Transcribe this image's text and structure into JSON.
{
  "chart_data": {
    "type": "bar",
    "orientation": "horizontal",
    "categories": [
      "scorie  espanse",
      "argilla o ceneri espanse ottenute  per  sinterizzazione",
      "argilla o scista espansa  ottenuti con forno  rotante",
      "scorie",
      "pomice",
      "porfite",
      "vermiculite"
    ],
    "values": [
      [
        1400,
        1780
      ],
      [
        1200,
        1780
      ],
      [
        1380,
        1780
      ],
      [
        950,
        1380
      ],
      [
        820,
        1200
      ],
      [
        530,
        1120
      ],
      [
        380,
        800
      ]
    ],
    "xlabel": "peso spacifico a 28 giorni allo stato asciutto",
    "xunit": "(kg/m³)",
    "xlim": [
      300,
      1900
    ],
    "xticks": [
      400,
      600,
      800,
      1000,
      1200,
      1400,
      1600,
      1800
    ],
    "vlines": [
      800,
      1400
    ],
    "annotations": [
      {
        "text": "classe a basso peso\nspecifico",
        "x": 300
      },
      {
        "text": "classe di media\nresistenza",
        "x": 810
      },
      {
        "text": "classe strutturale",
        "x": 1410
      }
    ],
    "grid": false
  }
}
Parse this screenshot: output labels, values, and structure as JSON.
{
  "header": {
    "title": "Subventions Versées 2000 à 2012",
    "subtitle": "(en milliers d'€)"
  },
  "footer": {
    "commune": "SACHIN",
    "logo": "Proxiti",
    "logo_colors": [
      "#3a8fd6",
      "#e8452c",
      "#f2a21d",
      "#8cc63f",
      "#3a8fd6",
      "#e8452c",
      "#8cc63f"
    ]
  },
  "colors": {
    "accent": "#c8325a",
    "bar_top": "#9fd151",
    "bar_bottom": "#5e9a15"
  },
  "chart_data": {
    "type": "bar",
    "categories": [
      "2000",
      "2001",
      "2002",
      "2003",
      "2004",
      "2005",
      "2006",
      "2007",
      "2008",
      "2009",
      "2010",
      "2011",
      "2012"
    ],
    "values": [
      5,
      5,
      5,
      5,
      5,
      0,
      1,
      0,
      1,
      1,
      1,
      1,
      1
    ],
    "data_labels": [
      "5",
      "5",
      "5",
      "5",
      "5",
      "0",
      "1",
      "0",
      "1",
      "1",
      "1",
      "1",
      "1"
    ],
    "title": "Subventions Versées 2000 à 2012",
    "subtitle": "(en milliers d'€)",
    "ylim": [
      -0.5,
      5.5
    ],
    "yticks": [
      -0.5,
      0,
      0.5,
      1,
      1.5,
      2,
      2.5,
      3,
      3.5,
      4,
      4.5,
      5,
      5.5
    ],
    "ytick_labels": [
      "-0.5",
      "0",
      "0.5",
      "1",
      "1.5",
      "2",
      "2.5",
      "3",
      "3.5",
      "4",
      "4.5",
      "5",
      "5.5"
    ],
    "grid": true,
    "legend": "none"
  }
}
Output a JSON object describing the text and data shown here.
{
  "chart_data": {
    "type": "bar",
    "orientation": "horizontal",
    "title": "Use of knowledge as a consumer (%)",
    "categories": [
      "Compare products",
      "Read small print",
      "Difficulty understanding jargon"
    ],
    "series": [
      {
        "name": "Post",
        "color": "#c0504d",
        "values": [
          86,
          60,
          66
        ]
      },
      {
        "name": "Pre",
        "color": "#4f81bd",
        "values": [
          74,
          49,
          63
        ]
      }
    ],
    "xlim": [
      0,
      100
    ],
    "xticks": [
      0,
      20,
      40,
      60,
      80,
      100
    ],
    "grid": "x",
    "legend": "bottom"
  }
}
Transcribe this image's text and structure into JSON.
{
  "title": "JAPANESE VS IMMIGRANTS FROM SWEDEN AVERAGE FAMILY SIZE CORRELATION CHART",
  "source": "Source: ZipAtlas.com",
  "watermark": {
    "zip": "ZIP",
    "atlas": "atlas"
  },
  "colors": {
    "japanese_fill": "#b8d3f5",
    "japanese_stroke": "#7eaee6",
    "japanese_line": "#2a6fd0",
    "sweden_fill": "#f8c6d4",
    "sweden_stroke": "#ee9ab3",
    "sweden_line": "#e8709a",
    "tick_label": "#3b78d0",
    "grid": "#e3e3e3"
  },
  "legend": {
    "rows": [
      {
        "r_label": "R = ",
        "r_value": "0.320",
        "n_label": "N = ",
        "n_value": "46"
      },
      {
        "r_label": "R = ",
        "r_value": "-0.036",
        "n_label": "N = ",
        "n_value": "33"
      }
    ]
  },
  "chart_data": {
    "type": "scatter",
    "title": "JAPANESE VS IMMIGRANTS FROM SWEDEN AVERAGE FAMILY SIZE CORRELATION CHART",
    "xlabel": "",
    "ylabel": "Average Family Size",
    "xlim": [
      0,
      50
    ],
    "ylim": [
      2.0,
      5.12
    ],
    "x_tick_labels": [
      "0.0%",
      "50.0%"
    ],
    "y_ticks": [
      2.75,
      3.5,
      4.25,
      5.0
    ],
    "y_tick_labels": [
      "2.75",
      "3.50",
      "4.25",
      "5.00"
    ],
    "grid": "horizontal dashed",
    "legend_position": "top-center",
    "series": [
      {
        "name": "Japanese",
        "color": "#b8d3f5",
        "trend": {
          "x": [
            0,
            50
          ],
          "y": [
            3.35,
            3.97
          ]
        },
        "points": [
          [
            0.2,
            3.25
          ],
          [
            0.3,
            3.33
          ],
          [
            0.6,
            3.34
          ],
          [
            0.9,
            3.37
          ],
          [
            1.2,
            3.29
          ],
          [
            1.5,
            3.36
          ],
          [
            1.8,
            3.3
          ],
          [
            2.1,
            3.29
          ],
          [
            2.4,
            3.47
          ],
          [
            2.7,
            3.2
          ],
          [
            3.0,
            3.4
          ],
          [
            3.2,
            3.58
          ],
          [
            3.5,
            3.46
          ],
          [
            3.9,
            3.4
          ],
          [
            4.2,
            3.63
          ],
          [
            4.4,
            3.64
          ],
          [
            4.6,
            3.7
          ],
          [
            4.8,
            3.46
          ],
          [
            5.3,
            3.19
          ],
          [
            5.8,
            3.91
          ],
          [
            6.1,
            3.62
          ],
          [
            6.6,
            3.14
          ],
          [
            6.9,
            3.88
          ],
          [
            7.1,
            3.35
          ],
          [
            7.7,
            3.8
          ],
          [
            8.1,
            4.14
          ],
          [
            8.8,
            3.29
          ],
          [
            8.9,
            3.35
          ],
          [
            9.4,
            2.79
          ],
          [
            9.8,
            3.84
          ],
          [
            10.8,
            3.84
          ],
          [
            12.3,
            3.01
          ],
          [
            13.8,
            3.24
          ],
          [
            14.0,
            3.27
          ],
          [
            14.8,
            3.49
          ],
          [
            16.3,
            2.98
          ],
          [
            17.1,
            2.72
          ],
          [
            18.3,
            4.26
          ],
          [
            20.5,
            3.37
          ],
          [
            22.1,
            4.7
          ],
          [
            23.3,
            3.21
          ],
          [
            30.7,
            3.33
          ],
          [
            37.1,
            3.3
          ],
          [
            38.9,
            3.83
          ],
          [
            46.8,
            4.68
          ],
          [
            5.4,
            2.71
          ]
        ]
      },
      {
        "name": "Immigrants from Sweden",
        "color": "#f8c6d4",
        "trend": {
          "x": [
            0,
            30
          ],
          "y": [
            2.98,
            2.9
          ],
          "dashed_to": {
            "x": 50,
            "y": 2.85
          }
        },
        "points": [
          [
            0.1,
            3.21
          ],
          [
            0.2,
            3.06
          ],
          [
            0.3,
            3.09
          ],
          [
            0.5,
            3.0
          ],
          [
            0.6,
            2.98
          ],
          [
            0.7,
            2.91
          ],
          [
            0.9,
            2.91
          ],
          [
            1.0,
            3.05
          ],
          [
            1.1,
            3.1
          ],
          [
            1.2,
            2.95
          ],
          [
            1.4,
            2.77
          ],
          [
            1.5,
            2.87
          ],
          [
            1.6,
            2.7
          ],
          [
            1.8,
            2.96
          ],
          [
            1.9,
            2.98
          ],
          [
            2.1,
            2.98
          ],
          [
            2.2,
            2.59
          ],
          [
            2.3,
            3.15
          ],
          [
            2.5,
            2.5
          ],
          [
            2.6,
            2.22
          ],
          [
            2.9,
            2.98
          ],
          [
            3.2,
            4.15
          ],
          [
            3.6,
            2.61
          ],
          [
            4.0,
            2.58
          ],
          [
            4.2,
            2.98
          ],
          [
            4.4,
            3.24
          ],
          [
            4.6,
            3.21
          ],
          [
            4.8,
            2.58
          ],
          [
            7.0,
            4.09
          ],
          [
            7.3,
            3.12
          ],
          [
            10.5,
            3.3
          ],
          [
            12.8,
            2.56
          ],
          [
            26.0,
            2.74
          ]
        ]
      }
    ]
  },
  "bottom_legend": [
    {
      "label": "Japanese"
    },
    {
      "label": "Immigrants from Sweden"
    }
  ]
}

##########

→ **Exercise instructions**:
Each line that contains the string "espanse" counts once; report how many such lines the entries have, giving only the number.

→ **Task result**:
2